▸ What this task involves: Each entry below should be echoed exactly, with pictures omitted.
━━━
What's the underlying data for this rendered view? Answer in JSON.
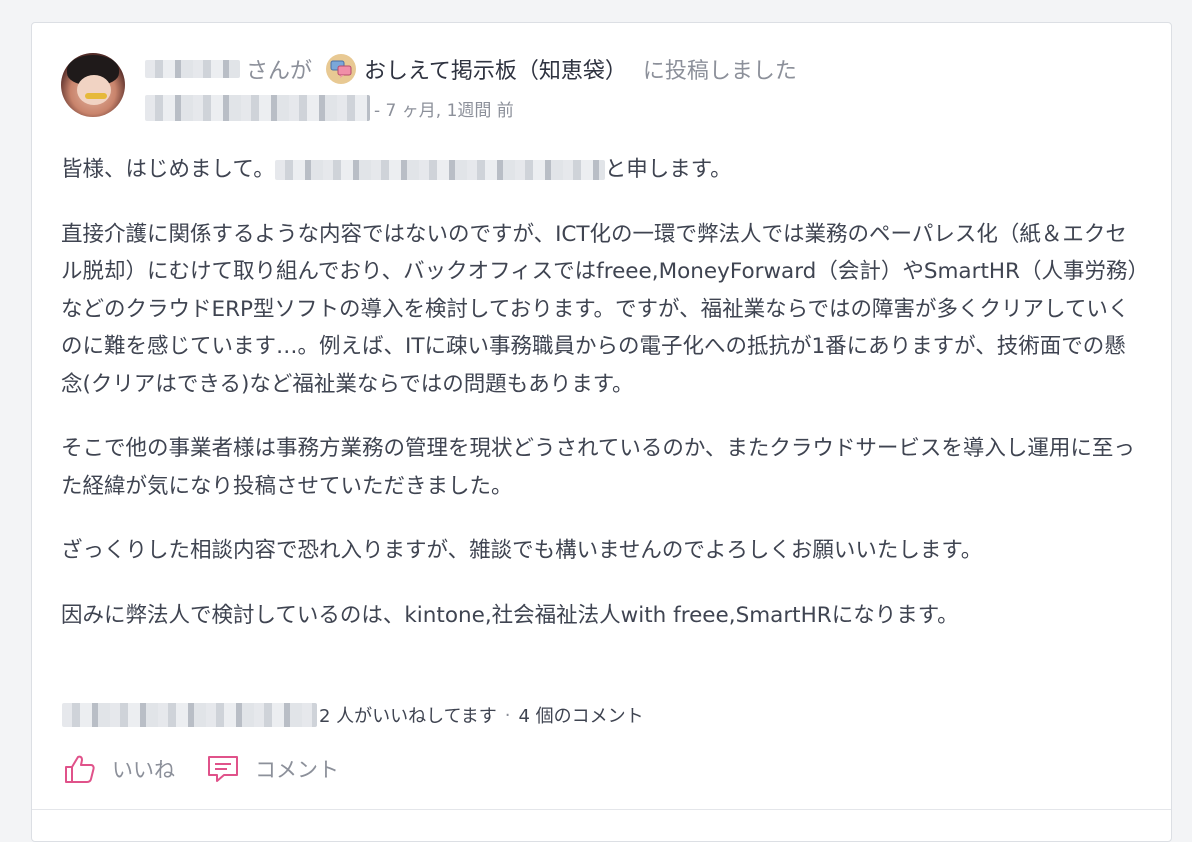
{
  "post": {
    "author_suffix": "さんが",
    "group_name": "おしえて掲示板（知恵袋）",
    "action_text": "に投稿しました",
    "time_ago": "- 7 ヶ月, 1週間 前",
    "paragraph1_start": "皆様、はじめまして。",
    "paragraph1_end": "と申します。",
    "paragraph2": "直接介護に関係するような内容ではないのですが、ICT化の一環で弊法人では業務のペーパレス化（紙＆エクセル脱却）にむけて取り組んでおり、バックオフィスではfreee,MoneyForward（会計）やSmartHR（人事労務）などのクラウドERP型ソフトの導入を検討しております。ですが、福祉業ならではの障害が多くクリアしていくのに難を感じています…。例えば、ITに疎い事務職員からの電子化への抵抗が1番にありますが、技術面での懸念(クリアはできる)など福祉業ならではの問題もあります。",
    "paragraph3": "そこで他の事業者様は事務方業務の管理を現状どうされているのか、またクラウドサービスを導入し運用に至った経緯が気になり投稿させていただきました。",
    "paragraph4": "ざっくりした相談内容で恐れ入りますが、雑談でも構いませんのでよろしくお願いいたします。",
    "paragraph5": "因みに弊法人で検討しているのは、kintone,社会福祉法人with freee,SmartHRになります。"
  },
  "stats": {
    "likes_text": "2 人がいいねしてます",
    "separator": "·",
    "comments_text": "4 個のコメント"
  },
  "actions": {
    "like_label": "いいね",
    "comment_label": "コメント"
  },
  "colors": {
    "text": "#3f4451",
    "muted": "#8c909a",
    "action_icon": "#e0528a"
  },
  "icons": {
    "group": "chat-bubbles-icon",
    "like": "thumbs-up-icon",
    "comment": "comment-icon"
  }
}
━━━
▸ Solution to the exercise:
What's the underlying data for this rendered view? Answer in JSON.
{
  "post": {
    "author_suffix": "さんが",
    "group_name": "おしえて掲示板（知恵袋）",
    "action_text": "に投稿しました",
    "time_ago": "- 7 ヶ月, 1週間 前",
    "paragraph1_start": "皆様、はじめまして。",
    "paragraph1_end": "と申します。",
    "paragraph2": "直接介護に関係するような内容ではないのですが、ICT化の一環で弊法人では業務のペーパレス化（紙＆エクセル脱却）にむけて取り組んでおり、バックオフィスではfreee,MoneyForward（会計）やSmartHR（人事労務）などのクラウドERP型ソフトの導入を検討しております。ですが、福祉業ならではの障害が多くクリアしていくのに難を感じています…。例えば、ITに疎い事務職員からの電子化への抵抗が1番にありますが、技術面での懸念(クリアはできる)など福祉業ならではの問題もあります。",
    "paragraph3": "そこで他の事業者様は事務方業務の管理を現状どうされているのか、またクラウドサービスを導入し運用に至った経緯が気になり投稿させていただきました。",
    "paragraph4": "ざっくりした相談内容で恐れ入りますが、雑談でも構いませんのでよろしくお願いいたします。",
    "paragraph5": "因みに弊法人で検討しているのは、kintone,社会福祉法人with freee,SmartHRになります。"
  },
  "stats": {
    "likes_text": "2 人がいいねしてます",
    "separator": "·",
    "comments_text": "4 個のコメント"
  },
  "actions": {
    "like_label": "いいね",
    "comment_label": "コメント"
  },
  "colors": {
    "text": "#3f4451",
    "muted": "#8c909a",
    "action_icon": "#e0528a"
  },
  "icons": {
    "group": "chat-bubbles-icon",
    "like": "thumbs-up-icon",
    "comment": "comment-icon"
  }
}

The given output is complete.